#### To be done:
Report, word for word, every line of the material that contains "List".
### Task data
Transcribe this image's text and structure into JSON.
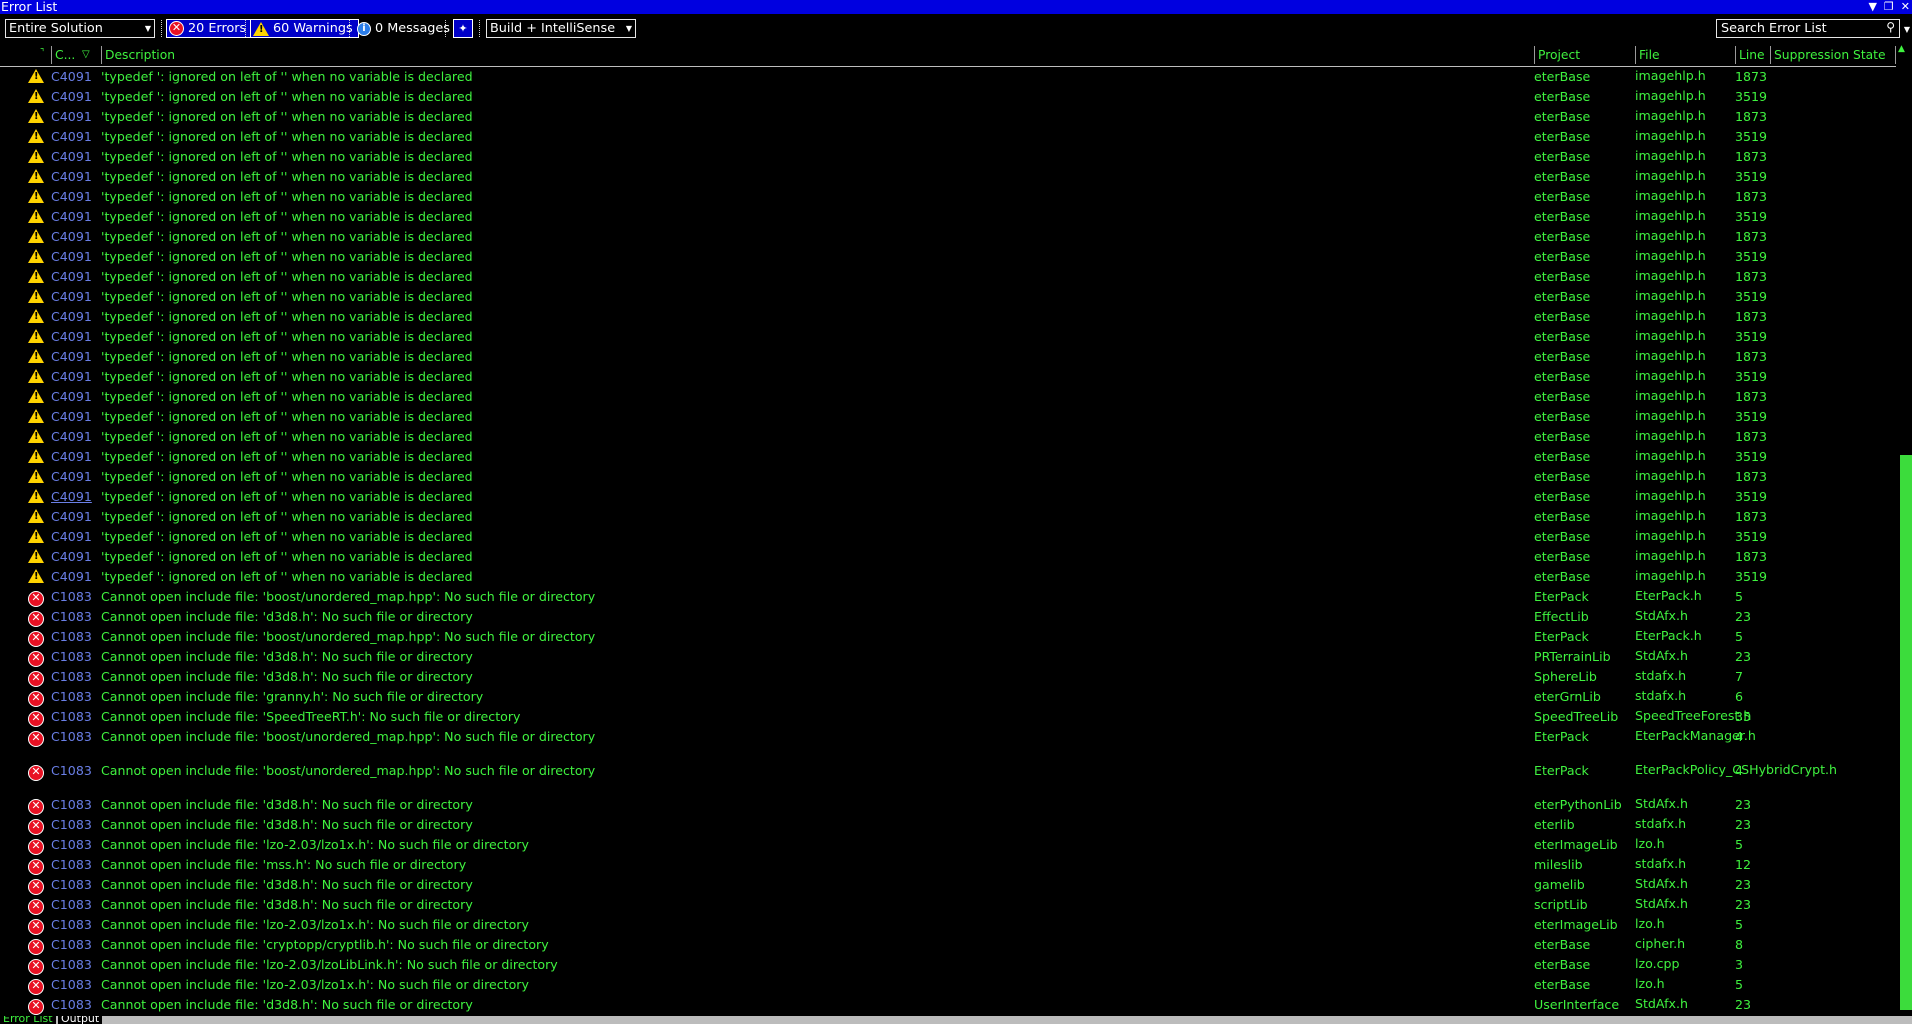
{
  "window": {
    "title": "Error List"
  },
  "toolbar": {
    "scope_selected": "Entire Solution",
    "errors_label": "20 Errors",
    "warnings_label": "60 Warnings",
    "messages_label": "0 Messages",
    "source_selected": "Build + IntelliSense",
    "search_placeholder": "Search Error List"
  },
  "columns": {
    "code": "C...",
    "description": "Description",
    "project": "Project",
    "file": "File",
    "line": "Line",
    "suppression": "Suppression State"
  },
  "warning_desc": "'typedef ': ignored on left of '' when no variable is declared",
  "rows": [
    {
      "type": "warning",
      "code": "C4091",
      "description": "'typedef ': ignored on left of '' when no variable is declared",
      "project": "eterBase",
      "file": "imagehlp.h",
      "line": "1873"
    },
    {
      "type": "warning",
      "code": "C4091",
      "description": "'typedef ': ignored on left of '' when no variable is declared",
      "project": "eterBase",
      "file": "imagehlp.h",
      "line": "3519"
    },
    {
      "type": "warning",
      "code": "C4091",
      "description": "'typedef ': ignored on left of '' when no variable is declared",
      "project": "eterBase",
      "file": "imagehlp.h",
      "line": "1873"
    },
    {
      "type": "warning",
      "code": "C4091",
      "description": "'typedef ': ignored on left of '' when no variable is declared",
      "project": "eterBase",
      "file": "imagehlp.h",
      "line": "3519"
    },
    {
      "type": "warning",
      "code": "C4091",
      "description": "'typedef ': ignored on left of '' when no variable is declared",
      "project": "eterBase",
      "file": "imagehlp.h",
      "line": "1873"
    },
    {
      "type": "warning",
      "code": "C4091",
      "description": "'typedef ': ignored on left of '' when no variable is declared",
      "project": "eterBase",
      "file": "imagehlp.h",
      "line": "3519"
    },
    {
      "type": "warning",
      "code": "C4091",
      "description": "'typedef ': ignored on left of '' when no variable is declared",
      "project": "eterBase",
      "file": "imagehlp.h",
      "line": "1873"
    },
    {
      "type": "warning",
      "code": "C4091",
      "description": "'typedef ': ignored on left of '' when no variable is declared",
      "project": "eterBase",
      "file": "imagehlp.h",
      "line": "3519"
    },
    {
      "type": "warning",
      "code": "C4091",
      "description": "'typedef ': ignored on left of '' when no variable is declared",
      "project": "eterBase",
      "file": "imagehlp.h",
      "line": "1873"
    },
    {
      "type": "warning",
      "code": "C4091",
      "description": "'typedef ': ignored on left of '' when no variable is declared",
      "project": "eterBase",
      "file": "imagehlp.h",
      "line": "3519"
    },
    {
      "type": "warning",
      "code": "C4091",
      "description": "'typedef ': ignored on left of '' when no variable is declared",
      "project": "eterBase",
      "file": "imagehlp.h",
      "line": "1873"
    },
    {
      "type": "warning",
      "code": "C4091",
      "description": "'typedef ': ignored on left of '' when no variable is declared",
      "project": "eterBase",
      "file": "imagehlp.h",
      "line": "3519"
    },
    {
      "type": "warning",
      "code": "C4091",
      "description": "'typedef ': ignored on left of '' when no variable is declared",
      "project": "eterBase",
      "file": "imagehlp.h",
      "line": "1873"
    },
    {
      "type": "warning",
      "code": "C4091",
      "description": "'typedef ': ignored on left of '' when no variable is declared",
      "project": "eterBase",
      "file": "imagehlp.h",
      "line": "3519"
    },
    {
      "type": "warning",
      "code": "C4091",
      "description": "'typedef ': ignored on left of '' when no variable is declared",
      "project": "eterBase",
      "file": "imagehlp.h",
      "line": "1873"
    },
    {
      "type": "warning",
      "code": "C4091",
      "description": "'typedef ': ignored on left of '' when no variable is declared",
      "project": "eterBase",
      "file": "imagehlp.h",
      "line": "3519"
    },
    {
      "type": "warning",
      "code": "C4091",
      "description": "'typedef ': ignored on left of '' when no variable is declared",
      "project": "eterBase",
      "file": "imagehlp.h",
      "line": "1873"
    },
    {
      "type": "warning",
      "code": "C4091",
      "description": "'typedef ': ignored on left of '' when no variable is declared",
      "project": "eterBase",
      "file": "imagehlp.h",
      "line": "3519"
    },
    {
      "type": "warning",
      "code": "C4091",
      "description": "'typedef ': ignored on left of '' when no variable is declared",
      "project": "eterBase",
      "file": "imagehlp.h",
      "line": "1873"
    },
    {
      "type": "warning",
      "code": "C4091",
      "description": "'typedef ': ignored on left of '' when no variable is declared",
      "project": "eterBase",
      "file": "imagehlp.h",
      "line": "3519"
    },
    {
      "type": "warning",
      "code": "C4091",
      "description": "'typedef ': ignored on left of '' when no variable is declared",
      "project": "eterBase",
      "file": "imagehlp.h",
      "line": "1873"
    },
    {
      "type": "warning",
      "code": "C4091",
      "description": "'typedef ': ignored on left of '' when no variable is declared",
      "project": "eterBase",
      "file": "imagehlp.h",
      "line": "3519",
      "underline": true
    },
    {
      "type": "warning",
      "code": "C4091",
      "description": "'typedef ': ignored on left of '' when no variable is declared",
      "project": "eterBase",
      "file": "imagehlp.h",
      "line": "1873"
    },
    {
      "type": "warning",
      "code": "C4091",
      "description": "'typedef ': ignored on left of '' when no variable is declared",
      "project": "eterBase",
      "file": "imagehlp.h",
      "line": "3519"
    },
    {
      "type": "warning",
      "code": "C4091",
      "description": "'typedef ': ignored on left of '' when no variable is declared",
      "project": "eterBase",
      "file": "imagehlp.h",
      "line": "1873"
    },
    {
      "type": "warning",
      "code": "C4091",
      "description": "'typedef ': ignored on left of '' when no variable is declared",
      "project": "eterBase",
      "file": "imagehlp.h",
      "line": "3519"
    },
    {
      "type": "error",
      "code": "C1083",
      "description": "Cannot open include file: 'boost/unordered_map.hpp': No such file or directory",
      "project": "EterPack",
      "file": "EterPack.h",
      "line": "5"
    },
    {
      "type": "error",
      "code": "C1083",
      "description": "Cannot open include file: 'd3d8.h': No such file or directory",
      "project": "EffectLib",
      "file": "StdAfx.h",
      "line": "23"
    },
    {
      "type": "error",
      "code": "C1083",
      "description": "Cannot open include file: 'boost/unordered_map.hpp': No such file or directory",
      "project": "EterPack",
      "file": "EterPack.h",
      "line": "5"
    },
    {
      "type": "error",
      "code": "C1083",
      "description": "Cannot open include file: 'd3d8.h': No such file or directory",
      "project": "PRTerrainLib",
      "file": "StdAfx.h",
      "line": "23"
    },
    {
      "type": "error",
      "code": "C1083",
      "description": "Cannot open include file: 'd3d8.h': No such file or directory",
      "project": "SphereLib",
      "file": "stdafx.h",
      "line": "7"
    },
    {
      "type": "error",
      "code": "C1083",
      "description": "Cannot open include file: 'granny.h': No such file or directory",
      "project": "eterGrnLib",
      "file": "stdafx.h",
      "line": "6"
    },
    {
      "type": "error",
      "code": "C1083",
      "description": "Cannot open include file: 'SpeedTreeRT.h': No such file or directory",
      "project": "SpeedTreeLib",
      "file": "SpeedTreeForest.h",
      "line": "35"
    },
    {
      "type": "error",
      "code": "C1083",
      "description": "Cannot open include file: 'boost/unordered_map.hpp': No such file or directory",
      "project": "EterPack",
      "file": "EterPackManager.h",
      "line": "4",
      "tall": true
    },
    {
      "type": "error",
      "code": "C1083",
      "description": "Cannot open include file: 'boost/unordered_map.hpp': No such file or directory",
      "project": "EterPack",
      "file": "EterPackPolicy_CSHybridCrypt.h",
      "line": "4",
      "tall": true
    },
    {
      "type": "error",
      "code": "C1083",
      "description": "Cannot open include file: 'd3d8.h': No such file or directory",
      "project": "eterPythonLib",
      "file": "StdAfx.h",
      "line": "23"
    },
    {
      "type": "error",
      "code": "C1083",
      "description": "Cannot open include file: 'd3d8.h': No such file or directory",
      "project": "eterlib",
      "file": "stdafx.h",
      "line": "23"
    },
    {
      "type": "error",
      "code": "C1083",
      "description": "Cannot open include file: 'lzo-2.03/lzo1x.h': No such file or directory",
      "project": "eterImageLib",
      "file": "lzo.h",
      "line": "5"
    },
    {
      "type": "error",
      "code": "C1083",
      "description": "Cannot open include file: 'mss.h': No such file or directory",
      "project": "mileslib",
      "file": "stdafx.h",
      "line": "12"
    },
    {
      "type": "error",
      "code": "C1083",
      "description": "Cannot open include file: 'd3d8.h': No such file or directory",
      "project": "gamelib",
      "file": "StdAfx.h",
      "line": "23"
    },
    {
      "type": "error",
      "code": "C1083",
      "description": "Cannot open include file: 'd3d8.h': No such file or directory",
      "project": "scriptLib",
      "file": "StdAfx.h",
      "line": "23"
    },
    {
      "type": "error",
      "code": "C1083",
      "description": "Cannot open include file: 'lzo-2.03/lzo1x.h': No such file or directory",
      "project": "eterImageLib",
      "file": "lzo.h",
      "line": "5"
    },
    {
      "type": "error",
      "code": "C1083",
      "description": "Cannot open include file: 'cryptopp/cryptlib.h': No such file or directory",
      "project": "eterBase",
      "file": "cipher.h",
      "line": "8"
    },
    {
      "type": "error",
      "code": "C1083",
      "description": "Cannot open include file: 'lzo-2.03/lzoLibLink.h': No such file or directory",
      "project": "eterBase",
      "file": "lzo.cpp",
      "line": "3"
    },
    {
      "type": "error",
      "code": "C1083",
      "description": "Cannot open include file: 'lzo-2.03/lzo1x.h': No such file or directory",
      "project": "eterBase",
      "file": "lzo.h",
      "line": "5"
    },
    {
      "type": "error",
      "code": "C1083",
      "description": "Cannot open include file: 'd3d8.h': No such file or directory",
      "project": "UserInterface",
      "file": "StdAfx.h",
      "line": "23"
    }
  ],
  "tabs": [
    {
      "label": "Error List",
      "active": true
    },
    {
      "label": "Output",
      "active": false
    }
  ]
}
######
#### Written answer:
    "title": "Error List"
    "search_placeholder": "Search Error List"
      "label": "Error List",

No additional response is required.